_Task prompt_
Images are not part of the copy; write out the rest of the data exactly as given.

_Record extracts_

— Start —

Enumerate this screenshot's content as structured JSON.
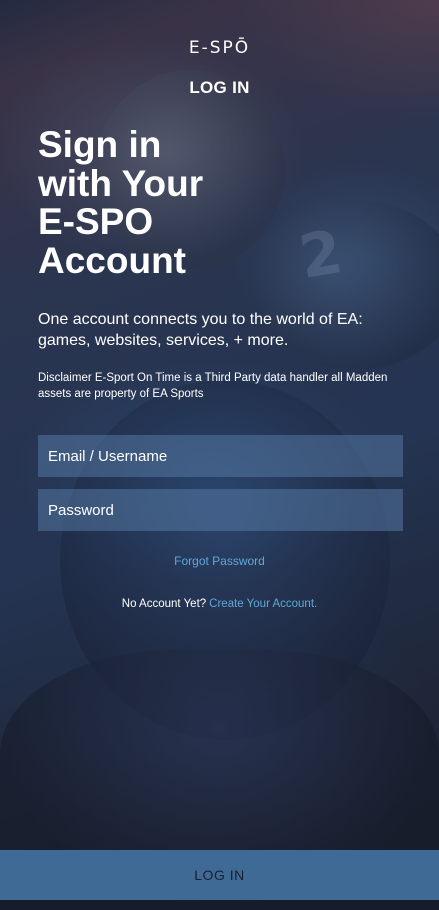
{
  "brand": {
    "logo_text": "E-SPŌ"
  },
  "header": {
    "title": "LOG IN"
  },
  "main": {
    "headline": [
      "Sign in",
      "with Your",
      "E-SPO",
      "Account"
    ],
    "subtitle": "One account connects you to the world of EA: games, websites, services, + more.",
    "disclaimer": "Disclaimer E-Sport On Time is a Third Party data handler all Madden assets are property of EA Sports"
  },
  "form": {
    "email": {
      "value": "",
      "placeholder": "Email / Username"
    },
    "password": {
      "value": "",
      "placeholder": "Password"
    },
    "forgot_password": "Forgot Password",
    "no_account_prompt": "No Account Yet?",
    "create_account": "Create Your Account."
  },
  "footer": {
    "login_button": "LOG IN"
  },
  "colors": {
    "link": "#5fa8d6",
    "field_bg": "#54769f",
    "button_bg": "#3f6a95",
    "background_dark": "#1a2033"
  }
}
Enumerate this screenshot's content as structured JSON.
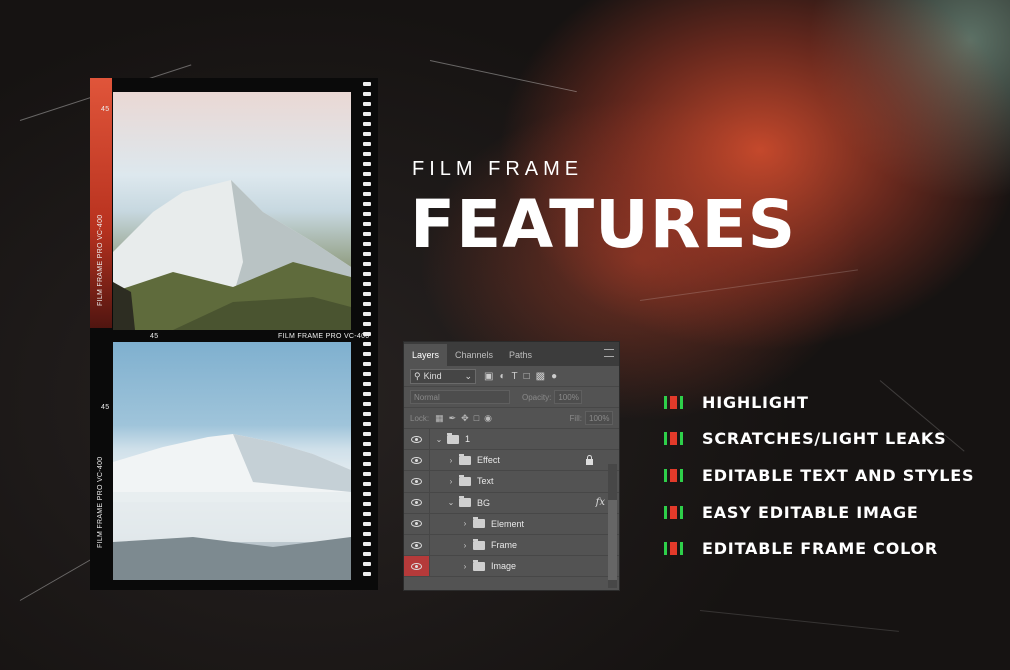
{
  "title": {
    "kicker": "FILM FRAME",
    "headline": "FEATURES"
  },
  "film": {
    "frame_label": "FILM FRAME PRO VC-400",
    "frame_number": "45"
  },
  "layers_panel": {
    "tabs": [
      "Layers",
      "Channels",
      "Paths"
    ],
    "filter_kind": "Kind",
    "blend_mode": "Normal",
    "opacity_label": "Opacity:",
    "opacity_value": "100%",
    "lock_label": "Lock:",
    "fill_label": "Fill:",
    "fill_value": "100%",
    "layers": [
      {
        "name": "1"
      },
      {
        "name": "Effect"
      },
      {
        "name": "Text"
      },
      {
        "name": "BG"
      },
      {
        "name": "Element"
      },
      {
        "name": "Frame"
      },
      {
        "name": "Image"
      }
    ],
    "fx_label": "fx"
  },
  "features": [
    "HIGHLIGHT",
    "SCRATCHES/LIGHT LEAKS",
    "EDITABLE TEXT AND STYLES",
    "EASY EDITABLE IMAGE",
    "EDITABLE FRAME COLOR"
  ],
  "colors": {
    "marker_green": "#2ed04a",
    "marker_red": "#e33a2a",
    "light_leak": "#cd4b2d",
    "selected_eye": "#b53a3a"
  }
}
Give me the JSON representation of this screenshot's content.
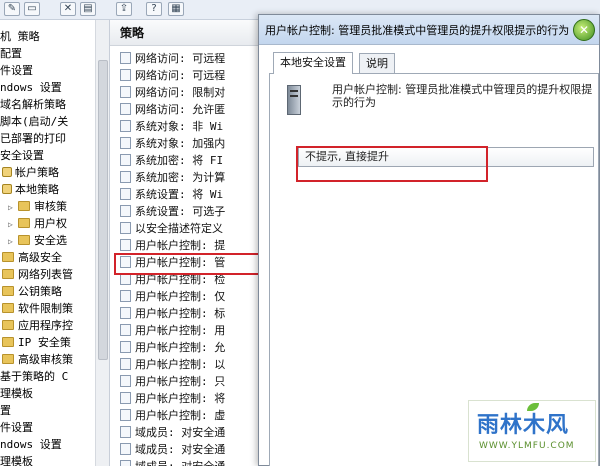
{
  "toolbar": {
    "icons": [
      "edit-icon",
      "document-icon",
      "delete-icon",
      "properties-icon",
      "export-icon",
      "help-icon",
      "view-icon"
    ]
  },
  "tree": {
    "items": [
      {
        "label": "机 策略",
        "type": "text"
      },
      {
        "label": "配置",
        "type": "text"
      },
      {
        "label": "件设置",
        "type": "text"
      },
      {
        "label": "ndows 设置",
        "type": "text"
      },
      {
        "label": "域名解析策略",
        "type": "text"
      },
      {
        "label": "脚本(启动/关",
        "type": "text"
      },
      {
        "label": "已部署的打印",
        "type": "text"
      },
      {
        "label": "安全设置",
        "type": "text"
      },
      {
        "label": "帐户策略",
        "type": "lock"
      },
      {
        "label": "本地策略",
        "type": "lock"
      },
      {
        "label": "审核策",
        "type": "folder-arrow"
      },
      {
        "label": "用户权",
        "type": "folder-arrow"
      },
      {
        "label": "安全选",
        "type": "folder-arrow"
      },
      {
        "label": "高级安全",
        "type": "folder"
      },
      {
        "label": "网络列表管",
        "type": "folder"
      },
      {
        "label": "公钥策略",
        "type": "folder"
      },
      {
        "label": "软件限制策",
        "type": "folder"
      },
      {
        "label": "应用程序控",
        "type": "folder"
      },
      {
        "label": "IP 安全策",
        "type": "folder"
      },
      {
        "label": "高级审核策",
        "type": "folder"
      },
      {
        "label": "基于策略的 C",
        "type": "text"
      },
      {
        "label": "理模板",
        "type": "text"
      },
      {
        "label": "置",
        "type": "text"
      },
      {
        "label": "件设置",
        "type": "text"
      },
      {
        "label": "ndows 设置",
        "type": "text"
      },
      {
        "label": "理模板",
        "type": "text"
      }
    ]
  },
  "policy_list": {
    "header": "策略",
    "rows": [
      "网络访问: 可远程",
      "网络访问: 可远程",
      "网络访问: 限制对",
      "网络访问: 允许匿",
      "系统对象: 非 Wi",
      "系统对象: 加强内",
      "系统加密: 将 FI",
      "系统加密: 为计算",
      "系统设置: 将 Wi",
      "系统设置: 可选子",
      "以安全描述符定义",
      "用户帐户控制: 提",
      "用户帐户控制: 管",
      "用户帐户控制: 检",
      "用户帐户控制: 仅",
      "用户帐户控制: 标",
      "用户帐户控制: 用",
      "用户帐户控制: 允",
      "用户帐户控制: 以",
      "用户帐户控制: 只",
      "用户帐户控制: 将",
      "用户帐户控制: 虚",
      "域成员: 对安全通",
      "域成员: 对安全通",
      "域成员: 对安全通"
    ]
  },
  "dialog": {
    "title": "用户帐户控制: 管理员批准模式中管理员的提升权限提示的行为",
    "tabs": [
      "本地安全设置",
      "说明"
    ],
    "policy_name": "用户帐户控制: 管理员批准模式中管理员的提升权限提示的行为",
    "selected_value": "不提示, 直接提升"
  },
  "watermark": {
    "name": "雨林木风",
    "url": "WWW.YLMFU.COM"
  }
}
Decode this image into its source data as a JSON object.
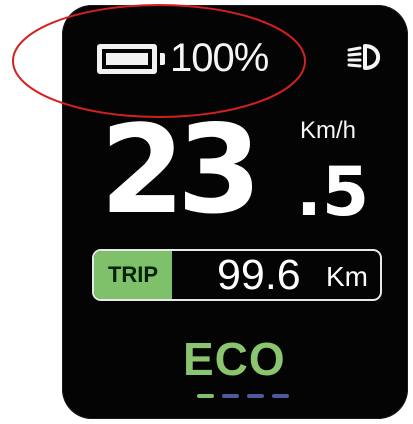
{
  "colors": {
    "display_background": "#040404",
    "text_primary": "#ffffff",
    "accent_green": "#7fc06a",
    "mode_green": "#8bc56f",
    "dash_inactive": "#4d5b9a",
    "highlight_red": "#d42020"
  },
  "status_bar": {
    "battery_icon": "battery-full-icon",
    "battery_level": 1.0,
    "battery_percent": "100%",
    "headlight_icon": "headlight-icon"
  },
  "speed": {
    "integer_part": "23",
    "decimal_part": ".5",
    "unit": "Km/h"
  },
  "trip": {
    "label": "TRIP",
    "value": "99.6",
    "unit": "Km"
  },
  "mode": {
    "label": "ECO",
    "assist_level": 1,
    "assist_levels_total": 4
  }
}
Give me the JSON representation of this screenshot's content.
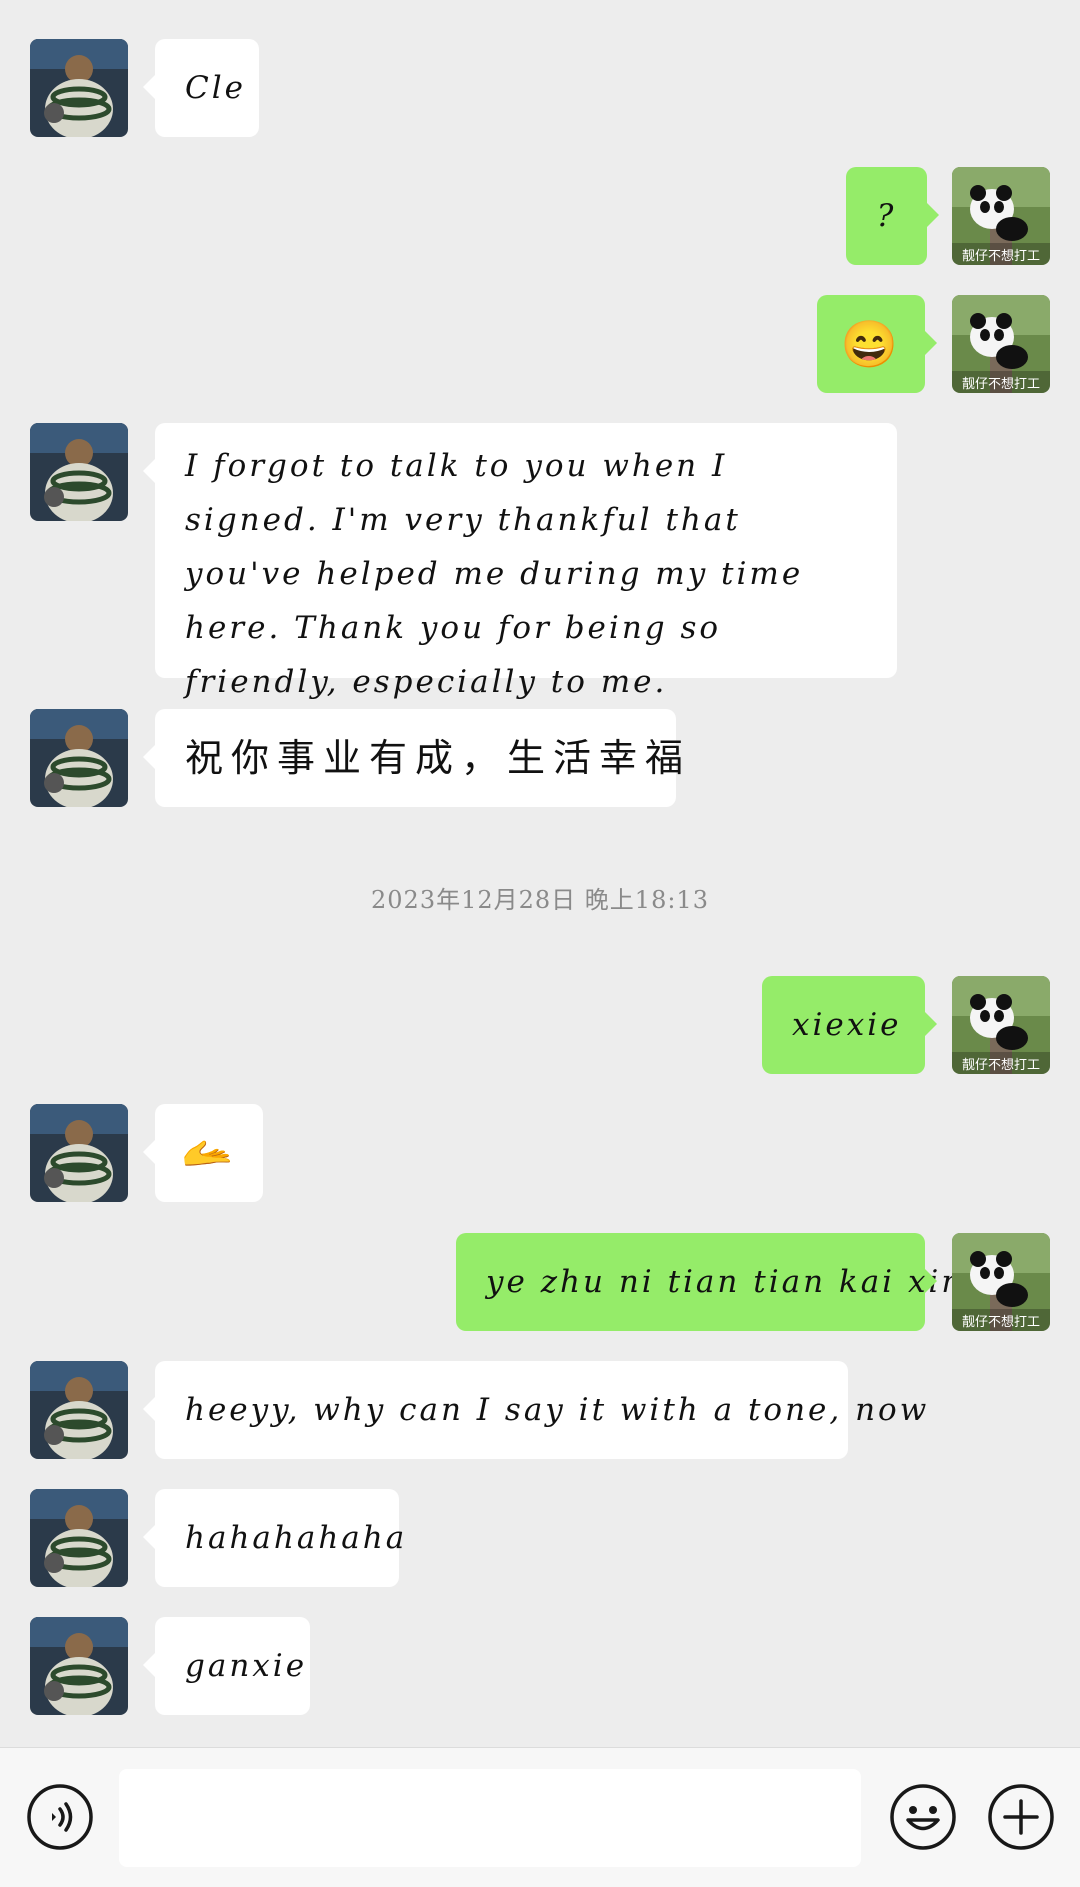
{
  "messages": [
    {
      "side": "left",
      "text": "Cle"
    },
    {
      "side": "right",
      "text": "?"
    },
    {
      "side": "right",
      "text": "😄"
    },
    {
      "side": "left",
      "text": "I forgot to talk to you when I signed. I'm very thankful that you've helped me during my time here. Thank you for being so friendly, especially to me."
    },
    {
      "side": "left",
      "text": "祝你事业有成，生活幸福"
    },
    {
      "side": "right",
      "text": "xiexie"
    },
    {
      "side": "left",
      "text": "🫴"
    },
    {
      "side": "right",
      "text": "ye zhu ni tian tian kai xin"
    },
    {
      "side": "left",
      "text": "heeyy, why can I say it with a tone, now"
    },
    {
      "side": "left",
      "text": "hahahahaha"
    },
    {
      "side": "left",
      "text": "ganxie"
    }
  ],
  "timestamp": "2023年12月28日 晚上18:13",
  "own_avatar_caption": "靓仔不想打工",
  "colors": {
    "background": "#ededed",
    "own_bubble": "#95ec69",
    "other_bubble": "#ffffff"
  },
  "bottom_bar": {
    "icons": [
      "voice-icon",
      "emoji-icon",
      "plus-icon"
    ]
  }
}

— End —

_Output of the exercise_
Enumerate this screenshot's content as structured JSON.
{
  "brand": {
    "logo_text": "E-SPŌ"
  },
  "header": {
    "title": "LOG IN"
  },
  "main": {
    "headline": [
      "Sign in",
      "with Your",
      "E-SPO",
      "Account"
    ],
    "subtitle": "One account connects you to the world of EA: games, websites, services, + more.",
    "disclaimer": "Disclaimer E-Sport On Time is a Third Party data handler all Madden assets are property of EA Sports"
  },
  "form": {
    "email": {
      "value": "",
      "placeholder": "Email / Username"
    },
    "password": {
      "value": "",
      "placeholder": "Password"
    },
    "forgot_password": "Forgot Password",
    "no_account_prompt": "No Account Yet?",
    "create_account": "Create Your Account."
  },
  "footer": {
    "login_button": "LOG IN"
  },
  "colors": {
    "link": "#5fa8d6",
    "field_bg": "#54769f",
    "button_bg": "#3f6a95",
    "background_dark": "#1a2033"
  }
}
Enumerate this screenshot's content as structured JSON.
{
  "title": {
    "kicker": "FILM FRAME",
    "headline": "FEATURES"
  },
  "film": {
    "frame_label": "FILM FRAME PRO VC-400",
    "frame_number": "45"
  },
  "layers_panel": {
    "tabs": [
      "Layers",
      "Channels",
      "Paths"
    ],
    "filter_kind": "Kind",
    "blend_mode": "Normal",
    "opacity_label": "Opacity:",
    "opacity_value": "100%",
    "lock_label": "Lock:",
    "fill_label": "Fill:",
    "fill_value": "100%",
    "layers": [
      {
        "name": "1"
      },
      {
        "name": "Effect"
      },
      {
        "name": "Text"
      },
      {
        "name": "BG"
      },
      {
        "name": "Element"
      },
      {
        "name": "Frame"
      },
      {
        "name": "Image"
      }
    ],
    "fx_label": "fx"
  },
  "features": [
    "HIGHLIGHT",
    "SCRATCHES/LIGHT LEAKS",
    "EDITABLE TEXT AND STYLES",
    "EASY EDITABLE IMAGE",
    "EDITABLE FRAME COLOR"
  ],
  "colors": {
    "marker_green": "#2ed04a",
    "marker_red": "#e33a2a",
    "light_leak": "#cd4b2d",
    "selected_eye": "#b53a3a"
  }
}
Give me the JSON representation of this screenshot's content.
{
  "toolbar": {
    "icons": [
      "edit-icon",
      "document-icon",
      "delete-icon",
      "properties-icon",
      "export-icon",
      "help-icon",
      "view-icon"
    ]
  },
  "tree": {
    "items": [
      {
        "label": "机 策略",
        "type": "text"
      },
      {
        "label": "配置",
        "type": "text"
      },
      {
        "label": "件设置",
        "type": "text"
      },
      {
        "label": "ndows 设置",
        "type": "text"
      },
      {
        "label": "域名解析策略",
        "type": "text"
      },
      {
        "label": "脚本(启动/关",
        "type": "text"
      },
      {
        "label": "已部署的打印",
        "type": "text"
      },
      {
        "label": "安全设置",
        "type": "text"
      },
      {
        "label": "帐户策略",
        "type": "lock"
      },
      {
        "label": "本地策略",
        "type": "lock"
      },
      {
        "label": "审核策",
        "type": "folder-arrow"
      },
      {
        "label": "用户权",
        "type": "folder-arrow"
      },
      {
        "label": "安全选",
        "type": "folder-arrow"
      },
      {
        "label": "高级安全",
        "type": "folder"
      },
      {
        "label": "网络列表管",
        "type": "folder"
      },
      {
        "label": "公钥策略",
        "type": "folder"
      },
      {
        "label": "软件限制策",
        "type": "folder"
      },
      {
        "label": "应用程序控",
        "type": "folder"
      },
      {
        "label": "IP 安全策",
        "type": "folder"
      },
      {
        "label": "高级审核策",
        "type": "folder"
      },
      {
        "label": "基于策略的 C",
        "type": "text"
      },
      {
        "label": "理模板",
        "type": "text"
      },
      {
        "label": "置",
        "type": "text"
      },
      {
        "label": "件设置",
        "type": "text"
      },
      {
        "label": "ndows 设置",
        "type": "text"
      },
      {
        "label": "理模板",
        "type": "text"
      }
    ]
  },
  "policy_list": {
    "header": "策略",
    "rows": [
      "网络访问: 可远程",
      "网络访问: 可远程",
      "网络访问: 限制对",
      "网络访问: 允许匿",
      "系统对象: 非 Wi",
      "系统对象: 加强内",
      "系统加密: 将 FI",
      "系统加密: 为计算",
      "系统设置: 将 Wi",
      "系统设置: 可选子",
      "以安全描述符定义",
      "用户帐户控制: 提",
      "用户帐户控制: 管",
      "用户帐户控制: 检",
      "用户帐户控制: 仅",
      "用户帐户控制: 标",
      "用户帐户控制: 用",
      "用户帐户控制: 允",
      "用户帐户控制: 以",
      "用户帐户控制: 只",
      "用户帐户控制: 将",
      "用户帐户控制: 虚",
      "域成员: 对安全通",
      "域成员: 对安全通",
      "域成员: 对安全通"
    ]
  },
  "dialog": {
    "title": "用户帐户控制: 管理员批准模式中管理员的提升权限提示的行为",
    "tabs": [
      "本地安全设置",
      "说明"
    ],
    "policy_name": "用户帐户控制: 管理员批准模式中管理员的提升权限提示的行为",
    "selected_value": "不提示, 直接提升"
  },
  "watermark": {
    "name": "雨林木风",
    "url": "WWW.YLMFU.COM"
  }
}
Decode this image into its source data as a JSON object.
{
  "colors": {
    "display_background": "#040404",
    "text_primary": "#ffffff",
    "accent_green": "#7fc06a",
    "mode_green": "#8bc56f",
    "dash_inactive": "#4d5b9a",
    "highlight_red": "#d42020"
  },
  "status_bar": {
    "battery_icon": "battery-full-icon",
    "battery_level": 1.0,
    "battery_percent": "100%",
    "headlight_icon": "headlight-icon"
  },
  "speed": {
    "integer_part": "23",
    "decimal_part": ".5",
    "unit": "Km/h"
  },
  "trip": {
    "label": "TRIP",
    "value": "99.6",
    "unit": "Km"
  },
  "mode": {
    "label": "ECO",
    "assist_level": 1,
    "assist_levels_total": 4
  }
}
Give me the JSON representation of this screenshot's content.
{
  "messages": [
    {
      "side": "left",
      "text": "Cle"
    },
    {
      "side": "right",
      "text": "?"
    },
    {
      "side": "right",
      "text": "😄"
    },
    {
      "side": "left",
      "text": "I forgot to talk to you when I signed. I'm very thankful that you've helped me during my time here. Thank you for being so friendly, especially to me."
    },
    {
      "side": "left",
      "text": "祝你事业有成，生活幸福"
    },
    {
      "side": "right",
      "text": "xiexie"
    },
    {
      "side": "left",
      "text": "🫴"
    },
    {
      "side": "right",
      "text": "ye zhu ni tian tian kai xin"
    },
    {
      "side": "left",
      "text": "heeyy, why can I say it with a tone, now"
    },
    {
      "side": "left",
      "text": "hahahahaha"
    },
    {
      "side": "left",
      "text": "ganxie"
    }
  ],
  "timestamp": "2023年12月28日 晚上18:13",
  "own_avatar_caption": "靓仔不想打工",
  "colors": {
    "background": "#ededed",
    "own_bubble": "#95ec69",
    "other_bubble": "#ffffff"
  },
  "bottom_bar": {
    "icons": [
      "voice-icon",
      "emoji-icon",
      "plus-icon"
    ]
  }
}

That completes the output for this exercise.